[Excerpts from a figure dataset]
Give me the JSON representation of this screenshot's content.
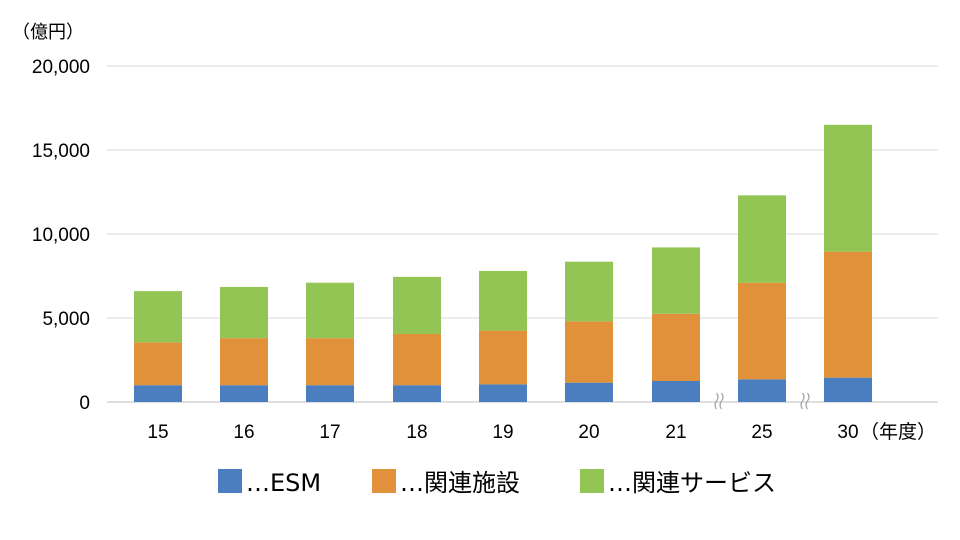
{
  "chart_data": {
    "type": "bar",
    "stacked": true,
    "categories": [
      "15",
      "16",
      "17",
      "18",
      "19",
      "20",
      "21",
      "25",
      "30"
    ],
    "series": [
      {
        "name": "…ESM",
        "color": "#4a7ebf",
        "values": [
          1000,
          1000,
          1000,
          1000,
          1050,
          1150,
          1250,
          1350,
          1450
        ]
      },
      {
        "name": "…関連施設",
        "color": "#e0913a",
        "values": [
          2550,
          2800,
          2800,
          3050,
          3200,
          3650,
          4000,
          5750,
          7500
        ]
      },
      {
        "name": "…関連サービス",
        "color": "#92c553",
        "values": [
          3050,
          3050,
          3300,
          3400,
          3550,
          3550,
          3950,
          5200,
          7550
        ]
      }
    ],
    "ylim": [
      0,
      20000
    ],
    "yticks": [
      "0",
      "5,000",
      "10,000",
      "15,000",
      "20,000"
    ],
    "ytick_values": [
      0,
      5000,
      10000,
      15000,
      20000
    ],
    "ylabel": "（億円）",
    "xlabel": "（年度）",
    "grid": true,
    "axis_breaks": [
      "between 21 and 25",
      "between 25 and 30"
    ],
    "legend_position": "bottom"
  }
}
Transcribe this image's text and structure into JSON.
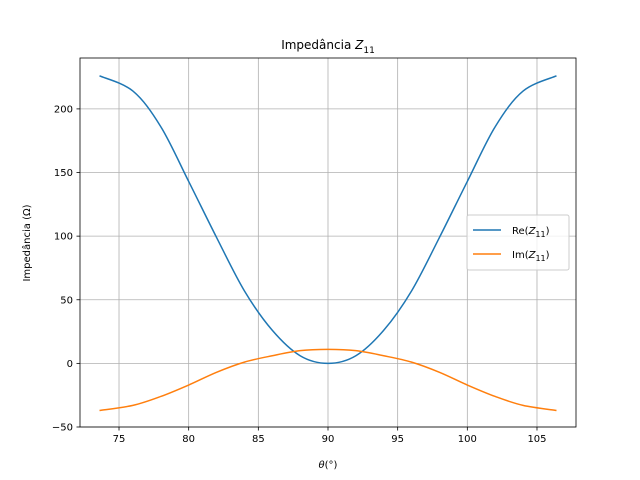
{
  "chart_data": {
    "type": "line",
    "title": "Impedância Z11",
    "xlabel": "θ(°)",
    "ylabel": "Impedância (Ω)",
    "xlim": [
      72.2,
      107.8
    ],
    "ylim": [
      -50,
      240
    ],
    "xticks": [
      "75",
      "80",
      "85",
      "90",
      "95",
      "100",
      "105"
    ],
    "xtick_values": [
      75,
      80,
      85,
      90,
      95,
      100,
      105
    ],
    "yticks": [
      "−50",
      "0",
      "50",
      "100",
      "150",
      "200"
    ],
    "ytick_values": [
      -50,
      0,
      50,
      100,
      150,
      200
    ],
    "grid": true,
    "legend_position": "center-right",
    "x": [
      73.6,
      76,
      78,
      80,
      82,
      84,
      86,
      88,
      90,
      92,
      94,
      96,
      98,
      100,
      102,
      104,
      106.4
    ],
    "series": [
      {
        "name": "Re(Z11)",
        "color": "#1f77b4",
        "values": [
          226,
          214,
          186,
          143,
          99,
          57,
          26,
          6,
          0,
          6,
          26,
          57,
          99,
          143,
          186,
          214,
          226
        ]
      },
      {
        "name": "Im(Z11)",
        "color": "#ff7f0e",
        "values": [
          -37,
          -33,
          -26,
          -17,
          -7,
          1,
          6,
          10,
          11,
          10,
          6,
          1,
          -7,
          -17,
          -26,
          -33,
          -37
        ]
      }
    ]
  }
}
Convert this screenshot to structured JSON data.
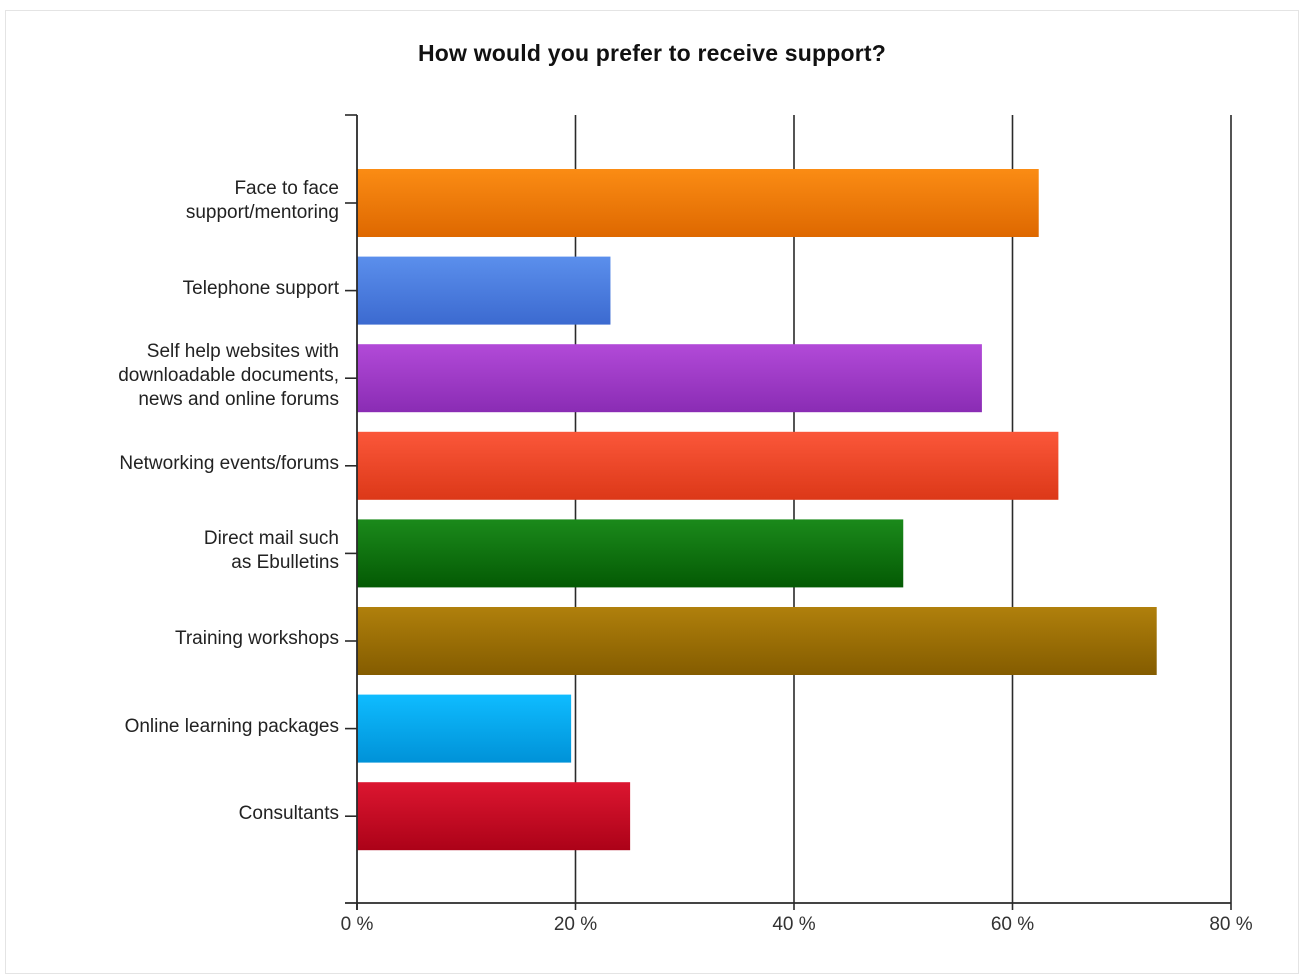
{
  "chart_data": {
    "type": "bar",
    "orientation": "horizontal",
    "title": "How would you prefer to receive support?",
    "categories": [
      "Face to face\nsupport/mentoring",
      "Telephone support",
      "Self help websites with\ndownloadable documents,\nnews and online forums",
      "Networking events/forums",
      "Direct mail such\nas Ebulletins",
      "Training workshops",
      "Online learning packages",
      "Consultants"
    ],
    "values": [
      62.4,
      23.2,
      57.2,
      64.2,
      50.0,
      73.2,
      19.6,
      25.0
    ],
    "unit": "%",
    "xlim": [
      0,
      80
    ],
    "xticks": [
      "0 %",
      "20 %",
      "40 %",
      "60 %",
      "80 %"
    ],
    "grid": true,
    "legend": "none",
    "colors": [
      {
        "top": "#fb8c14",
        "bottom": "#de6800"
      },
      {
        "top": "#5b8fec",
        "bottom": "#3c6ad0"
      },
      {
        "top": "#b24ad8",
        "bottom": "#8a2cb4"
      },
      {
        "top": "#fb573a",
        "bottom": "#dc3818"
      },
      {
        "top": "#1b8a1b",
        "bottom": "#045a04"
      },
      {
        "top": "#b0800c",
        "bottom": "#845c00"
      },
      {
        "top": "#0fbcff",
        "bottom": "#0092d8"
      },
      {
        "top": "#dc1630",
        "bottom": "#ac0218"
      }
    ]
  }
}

Set task
Copy the data word for word. Pictures do not go in the copy.

Complete answer
Give me the JSON representation of this screenshot's content.
{
  "chart_data": {
    "type": "bar",
    "stacked": true,
    "categories": [
      "15",
      "16",
      "17",
      "18",
      "19",
      "20",
      "21",
      "25",
      "30"
    ],
    "series": [
      {
        "name": "…ESM",
        "color": "#4a7ebf",
        "values": [
          1000,
          1000,
          1000,
          1000,
          1050,
          1150,
          1250,
          1350,
          1450
        ]
      },
      {
        "name": "…関連施設",
        "color": "#e0913a",
        "values": [
          2550,
          2800,
          2800,
          3050,
          3200,
          3650,
          4000,
          5750,
          7500
        ]
      },
      {
        "name": "…関連サービス",
        "color": "#92c553",
        "values": [
          3050,
          3050,
          3300,
          3400,
          3550,
          3550,
          3950,
          5200,
          7550
        ]
      }
    ],
    "ylim": [
      0,
      20000
    ],
    "yticks": [
      "0",
      "5,000",
      "10,000",
      "15,000",
      "20,000"
    ],
    "ytick_values": [
      0,
      5000,
      10000,
      15000,
      20000
    ],
    "ylabel": "（億円）",
    "xlabel": "（年度）",
    "grid": true,
    "axis_breaks": [
      "between 21 and 25",
      "between 25 and 30"
    ],
    "legend_position": "bottom"
  }
}
Transcribe this image's text and structure into JSON.
{
  "chart_data": {
    "type": "line",
    "title": "Impedância Z11",
    "xlabel": "θ(°)",
    "ylabel": "Impedância (Ω)",
    "xlim": [
      72.2,
      107.8
    ],
    "ylim": [
      -50,
      240
    ],
    "xticks": [
      "75",
      "80",
      "85",
      "90",
      "95",
      "100",
      "105"
    ],
    "xtick_values": [
      75,
      80,
      85,
      90,
      95,
      100,
      105
    ],
    "yticks": [
      "−50",
      "0",
      "50",
      "100",
      "150",
      "200"
    ],
    "ytick_values": [
      -50,
      0,
      50,
      100,
      150,
      200
    ],
    "grid": true,
    "legend_position": "center-right",
    "x": [
      73.6,
      76,
      78,
      80,
      82,
      84,
      86,
      88,
      90,
      92,
      94,
      96,
      98,
      100,
      102,
      104,
      106.4
    ],
    "series": [
      {
        "name": "Re(Z11)",
        "color": "#1f77b4",
        "values": [
          226,
          214,
          186,
          143,
          99,
          57,
          26,
          6,
          0,
          6,
          26,
          57,
          99,
          143,
          186,
          214,
          226
        ]
      },
      {
        "name": "Im(Z11)",
        "color": "#ff7f0e",
        "values": [
          -37,
          -33,
          -26,
          -17,
          -7,
          1,
          6,
          10,
          11,
          10,
          6,
          1,
          -7,
          -17,
          -26,
          -33,
          -37
        ]
      }
    ]
  }
}
Convert this screenshot to structured JSON data.
{
  "chart_data": {
    "type": "bar",
    "orientation": "horizontal",
    "title": "How would you prefer to receive support?",
    "categories": [
      "Face to face\nsupport/mentoring",
      "Telephone support",
      "Self help websites with\ndownloadable documents,\nnews and online forums",
      "Networking events/forums",
      "Direct mail such\nas Ebulletins",
      "Training workshops",
      "Online learning packages",
      "Consultants"
    ],
    "values": [
      62.4,
      23.2,
      57.2,
      64.2,
      50.0,
      73.2,
      19.6,
      25.0
    ],
    "unit": "%",
    "xlim": [
      0,
      80
    ],
    "xticks": [
      "0 %",
      "20 %",
      "40 %",
      "60 %",
      "80 %"
    ],
    "grid": true,
    "legend": "none",
    "colors": [
      {
        "top": "#fb8c14",
        "bottom": "#de6800"
      },
      {
        "top": "#5b8fec",
        "bottom": "#3c6ad0"
      },
      {
        "top": "#b24ad8",
        "bottom": "#8a2cb4"
      },
      {
        "top": "#fb573a",
        "bottom": "#dc3818"
      },
      {
        "top": "#1b8a1b",
        "bottom": "#045a04"
      },
      {
        "top": "#b0800c",
        "bottom": "#845c00"
      },
      {
        "top": "#0fbcff",
        "bottom": "#0092d8"
      },
      {
        "top": "#dc1630",
        "bottom": "#ac0218"
      }
    ]
  }
}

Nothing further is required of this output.